##### Record extracts #####

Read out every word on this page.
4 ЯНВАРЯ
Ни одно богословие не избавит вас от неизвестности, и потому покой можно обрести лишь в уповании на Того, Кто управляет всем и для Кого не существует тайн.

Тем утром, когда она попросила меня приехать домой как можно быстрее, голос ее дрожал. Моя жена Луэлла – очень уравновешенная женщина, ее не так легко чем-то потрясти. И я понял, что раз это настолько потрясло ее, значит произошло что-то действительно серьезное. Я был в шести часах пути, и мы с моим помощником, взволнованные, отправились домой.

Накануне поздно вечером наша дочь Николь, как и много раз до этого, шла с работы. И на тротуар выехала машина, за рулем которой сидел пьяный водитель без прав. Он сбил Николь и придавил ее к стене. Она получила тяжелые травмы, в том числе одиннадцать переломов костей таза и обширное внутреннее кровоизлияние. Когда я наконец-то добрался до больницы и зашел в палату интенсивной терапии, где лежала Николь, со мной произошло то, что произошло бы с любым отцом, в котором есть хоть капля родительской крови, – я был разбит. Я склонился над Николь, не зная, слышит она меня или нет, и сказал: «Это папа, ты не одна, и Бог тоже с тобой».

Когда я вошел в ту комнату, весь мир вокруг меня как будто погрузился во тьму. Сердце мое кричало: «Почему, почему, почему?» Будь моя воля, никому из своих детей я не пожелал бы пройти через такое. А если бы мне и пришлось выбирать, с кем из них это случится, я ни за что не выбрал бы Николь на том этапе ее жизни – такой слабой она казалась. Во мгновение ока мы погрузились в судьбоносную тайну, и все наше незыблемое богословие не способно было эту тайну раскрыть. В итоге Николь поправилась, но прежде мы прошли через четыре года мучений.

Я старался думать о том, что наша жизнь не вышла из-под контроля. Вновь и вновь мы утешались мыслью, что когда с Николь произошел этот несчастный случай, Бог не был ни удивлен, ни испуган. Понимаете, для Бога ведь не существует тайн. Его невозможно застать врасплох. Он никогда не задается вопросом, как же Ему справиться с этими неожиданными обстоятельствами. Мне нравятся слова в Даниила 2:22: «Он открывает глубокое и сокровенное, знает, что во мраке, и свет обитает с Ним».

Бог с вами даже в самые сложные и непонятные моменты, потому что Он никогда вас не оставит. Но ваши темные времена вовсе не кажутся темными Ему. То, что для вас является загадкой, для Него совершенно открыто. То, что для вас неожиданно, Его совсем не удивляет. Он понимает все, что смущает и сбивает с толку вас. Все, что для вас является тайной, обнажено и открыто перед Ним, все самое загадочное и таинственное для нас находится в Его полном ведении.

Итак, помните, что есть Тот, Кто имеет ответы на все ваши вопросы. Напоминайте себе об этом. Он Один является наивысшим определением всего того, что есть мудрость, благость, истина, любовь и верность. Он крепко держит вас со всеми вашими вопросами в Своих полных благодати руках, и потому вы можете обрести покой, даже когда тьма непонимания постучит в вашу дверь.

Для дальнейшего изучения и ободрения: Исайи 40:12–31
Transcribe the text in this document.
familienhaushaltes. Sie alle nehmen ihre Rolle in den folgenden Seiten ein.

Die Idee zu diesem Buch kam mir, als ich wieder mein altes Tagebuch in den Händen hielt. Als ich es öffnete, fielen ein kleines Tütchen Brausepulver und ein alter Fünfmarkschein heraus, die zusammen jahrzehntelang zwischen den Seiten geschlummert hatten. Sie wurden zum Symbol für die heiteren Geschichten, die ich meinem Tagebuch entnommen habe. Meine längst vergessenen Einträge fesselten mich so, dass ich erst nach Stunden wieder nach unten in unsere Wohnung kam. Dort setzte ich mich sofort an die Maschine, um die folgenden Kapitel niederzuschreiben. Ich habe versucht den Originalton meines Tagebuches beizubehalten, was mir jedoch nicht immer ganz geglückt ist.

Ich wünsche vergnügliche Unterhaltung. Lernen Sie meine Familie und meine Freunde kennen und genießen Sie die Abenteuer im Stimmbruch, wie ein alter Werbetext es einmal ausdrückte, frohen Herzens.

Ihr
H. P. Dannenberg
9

#####

Exercise: Repeat the material in full, exactly as it stands.

Answer to this exercise:
Read out every word on this page.
4 ЯНВАРЯ
Ни одно богословие не избавит вас от неизвестности, и потому покой можно обрести лишь в уповании на Того, Кто управляет всем и для Кого не существует тайн.

Тем утром, когда она попросила меня приехать домой как можно быстрее, голос ее дрожал. Моя жена Луэлла – очень уравновешенная женщина, ее не так легко чем-то потрясти. И я понял, что раз это настолько потрясло ее, значит произошло что-то действительно серьезное. Я был в шести часах пути, и мы с моим помощником, взволнованные, отправились домой.

Накануне поздно вечером наша дочь Николь, как и много раз до этого, шла с работы. И на тротуар выехала машина, за рулем которой сидел пьяный водитель без прав. Он сбил Николь и придавил ее к стене. Она получила тяжелые травмы, в том числе одиннадцать переломов костей таза и обширное внутреннее кровоизлияние. Когда я наконец-то добрался до больницы и зашел в палату интенсивной терапии, где лежала Николь, со мной произошло то, что произошло бы с любым отцом, в котором есть хоть капля родительской крови, – я был разбит. Я склонился над Николь, не зная, слышит она меня или нет, и сказал: «Это папа, ты не одна, и Бог тоже с тобой».

Когда я вошел в ту комнату, весь мир вокруг меня как будто погрузился во тьму. Сердце мое кричало: «Почему, почему, почему?» Будь моя воля, никому из своих детей я не пожелал бы пройти через такое. А если бы мне и пришлось выбирать, с кем из них это случится, я ни за что не выбрал бы Николь на том этапе ее жизни – такой слабой она казалась. Во мгновение ока мы погрузились в судьбоносную тайну, и все наше незыблемое богословие не способно было эту тайну раскрыть. В итоге Николь поправилась, но прежде мы прошли через четыре года мучений.

Я старался думать о том, что наша жизнь не вышла из-под контроля. Вновь и вновь мы утешались мыслью, что когда с Николь произошел этот несчастный случай, Бог не был ни удивлен, ни испуган. Понимаете, для Бога ведь не существует тайн. Его невозможно застать врасплох. Он никогда не задается вопросом, как же Ему справиться с этими неожиданными обстоятельствами. Мне нравятся слова в Даниила 2:22: «Он открывает глубокое и сокровенное, знает, что во мраке, и свет обитает с Ним».

Бог с вами даже в самые сложные и непонятные моменты, потому что Он никогда вас не оставит. Но ваши темные времена вовсе не кажутся темными Ему. То, что для вас является загадкой, для Него совершенно открыто. То, что для вас неожиданно, Его совсем не удивляет. Он понимает все, что смущает и сбивает с толку вас. Все, что для вас является тайной, обнажено и открыто перед Ним, все самое загадочное и таинственное для нас находится в Его полном ведении.

Итак, помните, что есть Тот, Кто имеет ответы на все ваши вопросы. Напоминайте себе об этом. Он Один является наивысшим определением всего того, что есть мудрость, благость, истина, любовь и верность. Он крепко держит вас со всеми вашими вопросами в Своих полных благодати руках, и потому вы можете обрести покой, даже когда тьма непонимания постучит в вашу дверь.

Для дальнейшего изучения и ободрения: Исайи 40:12–31
Transcribe the text in this document.
familienhaushaltes. Sie alle nehmen ihre Rolle in den folgenden Seiten ein.

Die Idee zu diesem Buch kam mir, als ich wieder mein altes Tagebuch in den Händen hielt. Als ich es öffnete, fielen ein kleines Tütchen Brausepulver und ein alter Fünfmarkschein heraus, die zusammen jahrzehntelang zwischen den Seiten geschlummert hatten. Sie wurden zum Symbol für die heiteren Geschichten, die ich meinem Tagebuch entnommen habe. Meine längst vergessenen Einträge fesselten mich so, dass ich erst nach Stunden wieder nach unten in unsere Wohnung kam. Dort setzte ich mich sofort an die Maschine, um die folgenden Kapitel niederzuschreiben. Ich habe versucht den Originalton meines Tagebuches beizubehalten, was mir jedoch nicht immer ganz geglückt ist.

Ich wünsche vergnügliche Unterhaltung. Lernen Sie meine Familie und meine Freunde kennen und genießen Sie die Abenteuer im Stimmbruch, wie ein alter Werbetext es einmal ausdrückte, frohen Herzens.

Ihr
H. P. Dannenberg
9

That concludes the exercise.